AIM OF THE EXERCISE - Copy out the entries below precisely; nothing is to be omitted.

(Dataset records)
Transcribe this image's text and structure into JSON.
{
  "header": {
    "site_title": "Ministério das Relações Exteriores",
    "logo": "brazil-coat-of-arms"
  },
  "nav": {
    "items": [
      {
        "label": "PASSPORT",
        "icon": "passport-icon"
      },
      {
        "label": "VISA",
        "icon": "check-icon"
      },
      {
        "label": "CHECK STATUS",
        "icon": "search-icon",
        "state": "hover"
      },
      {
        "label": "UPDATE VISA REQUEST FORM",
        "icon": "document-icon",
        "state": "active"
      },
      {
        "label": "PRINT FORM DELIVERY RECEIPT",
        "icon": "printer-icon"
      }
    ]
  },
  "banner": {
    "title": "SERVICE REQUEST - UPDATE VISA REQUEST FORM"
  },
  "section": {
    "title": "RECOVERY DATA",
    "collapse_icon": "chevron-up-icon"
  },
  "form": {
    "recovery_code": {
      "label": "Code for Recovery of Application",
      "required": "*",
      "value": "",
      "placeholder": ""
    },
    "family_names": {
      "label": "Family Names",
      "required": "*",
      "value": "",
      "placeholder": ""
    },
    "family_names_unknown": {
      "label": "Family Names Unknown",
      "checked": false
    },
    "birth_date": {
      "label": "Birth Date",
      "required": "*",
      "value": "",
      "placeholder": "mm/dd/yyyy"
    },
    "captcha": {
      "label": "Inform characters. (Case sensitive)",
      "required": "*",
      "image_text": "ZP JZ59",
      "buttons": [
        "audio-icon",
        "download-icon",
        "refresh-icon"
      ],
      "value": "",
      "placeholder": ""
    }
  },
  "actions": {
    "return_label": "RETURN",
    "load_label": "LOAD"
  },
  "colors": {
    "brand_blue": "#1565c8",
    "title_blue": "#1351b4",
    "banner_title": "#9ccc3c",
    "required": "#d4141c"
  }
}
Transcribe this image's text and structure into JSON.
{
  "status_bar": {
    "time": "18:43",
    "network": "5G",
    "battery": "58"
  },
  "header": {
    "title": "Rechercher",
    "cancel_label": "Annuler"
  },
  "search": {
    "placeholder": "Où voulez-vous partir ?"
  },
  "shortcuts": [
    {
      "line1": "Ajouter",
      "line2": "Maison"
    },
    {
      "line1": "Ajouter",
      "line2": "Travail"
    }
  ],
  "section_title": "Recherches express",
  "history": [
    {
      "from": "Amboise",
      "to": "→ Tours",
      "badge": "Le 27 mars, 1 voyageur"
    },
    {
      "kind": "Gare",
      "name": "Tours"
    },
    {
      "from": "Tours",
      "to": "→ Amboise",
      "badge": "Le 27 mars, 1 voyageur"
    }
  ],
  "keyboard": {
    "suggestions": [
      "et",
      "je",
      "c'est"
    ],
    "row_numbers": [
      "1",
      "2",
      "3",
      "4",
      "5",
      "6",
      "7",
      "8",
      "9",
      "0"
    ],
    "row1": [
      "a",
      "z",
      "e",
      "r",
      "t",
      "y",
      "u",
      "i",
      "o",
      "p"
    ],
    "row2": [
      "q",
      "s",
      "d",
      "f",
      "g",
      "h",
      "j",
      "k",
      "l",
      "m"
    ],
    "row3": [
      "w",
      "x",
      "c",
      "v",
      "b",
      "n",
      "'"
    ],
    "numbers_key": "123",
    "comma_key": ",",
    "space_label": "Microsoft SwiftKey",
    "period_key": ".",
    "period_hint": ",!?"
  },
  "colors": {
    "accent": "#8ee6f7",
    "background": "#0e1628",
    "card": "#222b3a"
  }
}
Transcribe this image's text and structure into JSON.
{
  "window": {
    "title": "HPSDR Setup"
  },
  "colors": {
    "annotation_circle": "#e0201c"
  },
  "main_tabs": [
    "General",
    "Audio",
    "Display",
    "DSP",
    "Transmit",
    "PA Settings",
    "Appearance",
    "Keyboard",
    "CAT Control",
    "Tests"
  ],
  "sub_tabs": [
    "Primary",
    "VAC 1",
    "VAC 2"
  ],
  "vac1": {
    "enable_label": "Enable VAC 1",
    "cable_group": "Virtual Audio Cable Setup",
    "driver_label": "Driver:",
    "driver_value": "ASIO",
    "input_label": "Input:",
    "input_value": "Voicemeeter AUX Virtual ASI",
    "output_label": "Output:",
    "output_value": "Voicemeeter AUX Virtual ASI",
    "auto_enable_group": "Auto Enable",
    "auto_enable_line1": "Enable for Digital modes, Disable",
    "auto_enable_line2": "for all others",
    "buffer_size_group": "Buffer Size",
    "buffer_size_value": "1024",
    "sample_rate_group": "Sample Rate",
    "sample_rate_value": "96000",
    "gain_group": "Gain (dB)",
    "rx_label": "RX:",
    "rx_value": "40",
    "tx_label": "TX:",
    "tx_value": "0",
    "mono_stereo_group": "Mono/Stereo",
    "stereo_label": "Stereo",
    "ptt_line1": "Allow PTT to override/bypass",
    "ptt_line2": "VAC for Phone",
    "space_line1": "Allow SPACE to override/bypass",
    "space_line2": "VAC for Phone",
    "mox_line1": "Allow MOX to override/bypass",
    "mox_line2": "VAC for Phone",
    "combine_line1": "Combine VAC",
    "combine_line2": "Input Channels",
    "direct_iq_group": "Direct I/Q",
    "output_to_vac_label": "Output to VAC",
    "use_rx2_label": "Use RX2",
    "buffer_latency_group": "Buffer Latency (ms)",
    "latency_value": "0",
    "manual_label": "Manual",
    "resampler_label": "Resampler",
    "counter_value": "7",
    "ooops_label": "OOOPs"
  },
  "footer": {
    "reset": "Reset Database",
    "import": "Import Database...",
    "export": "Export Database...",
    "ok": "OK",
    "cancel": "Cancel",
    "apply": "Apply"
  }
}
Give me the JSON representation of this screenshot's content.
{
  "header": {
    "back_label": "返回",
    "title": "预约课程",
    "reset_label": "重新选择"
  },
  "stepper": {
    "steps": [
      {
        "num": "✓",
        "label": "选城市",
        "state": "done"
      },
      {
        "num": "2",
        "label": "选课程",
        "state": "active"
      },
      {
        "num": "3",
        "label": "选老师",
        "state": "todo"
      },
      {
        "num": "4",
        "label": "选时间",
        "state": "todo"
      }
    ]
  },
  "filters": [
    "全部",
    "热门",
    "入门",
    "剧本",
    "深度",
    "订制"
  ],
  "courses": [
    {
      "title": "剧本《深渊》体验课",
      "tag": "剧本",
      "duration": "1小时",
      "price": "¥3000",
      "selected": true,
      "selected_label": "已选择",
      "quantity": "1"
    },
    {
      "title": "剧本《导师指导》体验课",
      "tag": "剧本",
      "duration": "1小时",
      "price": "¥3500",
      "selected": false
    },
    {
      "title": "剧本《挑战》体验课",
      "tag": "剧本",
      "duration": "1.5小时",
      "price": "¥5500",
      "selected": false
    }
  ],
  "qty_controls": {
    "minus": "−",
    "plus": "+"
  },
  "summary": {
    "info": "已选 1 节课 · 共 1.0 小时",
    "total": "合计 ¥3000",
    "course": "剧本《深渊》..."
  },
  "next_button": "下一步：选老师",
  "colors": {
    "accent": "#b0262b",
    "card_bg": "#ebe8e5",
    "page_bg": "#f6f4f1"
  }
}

EXERCISE OUTPUT -
Transcribe this image's text and structure into JSON.
{
  "header": {
    "site_title": "Ministério das Relações Exteriores",
    "logo": "brazil-coat-of-arms"
  },
  "nav": {
    "items": [
      {
        "label": "PASSPORT",
        "icon": "passport-icon"
      },
      {
        "label": "VISA",
        "icon": "check-icon"
      },
      {
        "label": "CHECK STATUS",
        "icon": "search-icon",
        "state": "hover"
      },
      {
        "label": "UPDATE VISA REQUEST FORM",
        "icon": "document-icon",
        "state": "active"
      },
      {
        "label": "PRINT FORM DELIVERY RECEIPT",
        "icon": "printer-icon"
      }
    ]
  },
  "banner": {
    "title": "SERVICE REQUEST - UPDATE VISA REQUEST FORM"
  },
  "section": {
    "title": "RECOVERY DATA",
    "collapse_icon": "chevron-up-icon"
  },
  "form": {
    "recovery_code": {
      "label": "Code for Recovery of Application",
      "required": "*",
      "value": "",
      "placeholder": ""
    },
    "family_names": {
      "label": "Family Names",
      "required": "*",
      "value": "",
      "placeholder": ""
    },
    "family_names_unknown": {
      "label": "Family Names Unknown",
      "checked": false
    },
    "birth_date": {
      "label": "Birth Date",
      "required": "*",
      "value": "",
      "placeholder": "mm/dd/yyyy"
    },
    "captcha": {
      "label": "Inform characters. (Case sensitive)",
      "required": "*",
      "image_text": "ZP JZ59",
      "buttons": [
        "audio-icon",
        "download-icon",
        "refresh-icon"
      ],
      "value": "",
      "placeholder": ""
    }
  },
  "actions": {
    "return_label": "RETURN",
    "load_label": "LOAD"
  },
  "colors": {
    "brand_blue": "#1565c8",
    "title_blue": "#1351b4",
    "banner_title": "#9ccc3c",
    "required": "#d4141c"
  }
}
Transcribe this image's text and structure into JSON.
{
  "status_bar": {
    "time": "18:43",
    "network": "5G",
    "battery": "58"
  },
  "header": {
    "title": "Rechercher",
    "cancel_label": "Annuler"
  },
  "search": {
    "placeholder": "Où voulez-vous partir ?"
  },
  "shortcuts": [
    {
      "line1": "Ajouter",
      "line2": "Maison"
    },
    {
      "line1": "Ajouter",
      "line2": "Travail"
    }
  ],
  "section_title": "Recherches express",
  "history": [
    {
      "from": "Amboise",
      "to": "→ Tours",
      "badge": "Le 27 mars, 1 voyageur"
    },
    {
      "kind": "Gare",
      "name": "Tours"
    },
    {
      "from": "Tours",
      "to": "→ Amboise",
      "badge": "Le 27 mars, 1 voyageur"
    }
  ],
  "keyboard": {
    "suggestions": [
      "et",
      "je",
      "c'est"
    ],
    "row_numbers": [
      "1",
      "2",
      "3",
      "4",
      "5",
      "6",
      "7",
      "8",
      "9",
      "0"
    ],
    "row1": [
      "a",
      "z",
      "e",
      "r",
      "t",
      "y",
      "u",
      "i",
      "o",
      "p"
    ],
    "row2": [
      "q",
      "s",
      "d",
      "f",
      "g",
      "h",
      "j",
      "k",
      "l",
      "m"
    ],
    "row3": [
      "w",
      "x",
      "c",
      "v",
      "b",
      "n",
      "'"
    ],
    "numbers_key": "123",
    "comma_key": ",",
    "space_label": "Microsoft SwiftKey",
    "period_key": ".",
    "period_hint": ",!?"
  },
  "colors": {
    "accent": "#8ee6f7",
    "background": "#0e1628",
    "card": "#222b3a"
  }
}
Transcribe this image's text and structure into JSON.
{
  "window": {
    "title": "HPSDR Setup"
  },
  "colors": {
    "annotation_circle": "#e0201c"
  },
  "main_tabs": [
    "General",
    "Audio",
    "Display",
    "DSP",
    "Transmit",
    "PA Settings",
    "Appearance",
    "Keyboard",
    "CAT Control",
    "Tests"
  ],
  "sub_tabs": [
    "Primary",
    "VAC 1",
    "VAC 2"
  ],
  "vac1": {
    "enable_label": "Enable VAC 1",
    "cable_group": "Virtual Audio Cable Setup",
    "driver_label": "Driver:",
    "driver_value": "ASIO",
    "input_label": "Input:",
    "input_value": "Voicemeeter AUX Virtual ASI",
    "output_label": "Output:",
    "output_value": "Voicemeeter AUX Virtual ASI",
    "auto_enable_group": "Auto Enable",
    "auto_enable_line1": "Enable for Digital modes, Disable",
    "auto_enable_line2": "for all others",
    "buffer_size_group": "Buffer Size",
    "buffer_size_value": "1024",
    "sample_rate_group": "Sample Rate",
    "sample_rate_value": "96000",
    "gain_group": "Gain (dB)",
    "rx_label": "RX:",
    "rx_value": "40",
    "tx_label": "TX:",
    "tx_value": "0",
    "mono_stereo_group": "Mono/Stereo",
    "stereo_label": "Stereo",
    "ptt_line1": "Allow PTT to override/bypass",
    "ptt_line2": "VAC for Phone",
    "space_line1": "Allow SPACE to override/bypass",
    "space_line2": "VAC for Phone",
    "mox_line1": "Allow MOX to override/bypass",
    "mox_line2": "VAC for Phone",
    "combine_line1": "Combine VAC",
    "combine_line2": "Input Channels",
    "direct_iq_group": "Direct I/Q",
    "output_to_vac_label": "Output to VAC",
    "use_rx2_label": "Use RX2",
    "buffer_latency_group": "Buffer Latency (ms)",
    "latency_value": "0",
    "manual_label": "Manual",
    "resampler_label": "Resampler",
    "counter_value": "7",
    "ooops_label": "OOOPs"
  },
  "footer": {
    "reset": "Reset Database",
    "import": "Import Database...",
    "export": "Export Database...",
    "ok": "OK",
    "cancel": "Cancel",
    "apply": "Apply"
  }
}
Give me the JSON representation of this screenshot's content.
{
  "header": {
    "back_label": "返回",
    "title": "预约课程",
    "reset_label": "重新选择"
  },
  "stepper": {
    "steps": [
      {
        "num": "✓",
        "label": "选城市",
        "state": "done"
      },
      {
        "num": "2",
        "label": "选课程",
        "state": "active"
      },
      {
        "num": "3",
        "label": "选老师",
        "state": "todo"
      },
      {
        "num": "4",
        "label": "选时间",
        "state": "todo"
      }
    ]
  },
  "filters": [
    "全部",
    "热门",
    "入门",
    "剧本",
    "深度",
    "订制"
  ],
  "courses": [
    {
      "title": "剧本《深渊》体验课",
      "tag": "剧本",
      "duration": "1小时",
      "price": "¥3000",
      "selected": true,
      "selected_label": "已选择",
      "quantity": "1"
    },
    {
      "title": "剧本《导师指导》体验课",
      "tag": "剧本",
      "duration": "1小时",
      "price": "¥3500",
      "selected": false
    },
    {
      "title": "剧本《挑战》体验课",
      "tag": "剧本",
      "duration": "1.5小时",
      "price": "¥5500",
      "selected": false
    }
  ],
  "qty_controls": {
    "minus": "−",
    "plus": "+"
  },
  "summary": {
    "info": "已选 1 节课 · 共 1.0 小时",
    "total": "合计 ¥3000",
    "course": "剧本《深渊》..."
  },
  "next_button": "下一步：选老师",
  "colors": {
    "accent": "#b0262b",
    "card_bg": "#ebe8e5",
    "page_bg": "#f6f4f1"
  }
}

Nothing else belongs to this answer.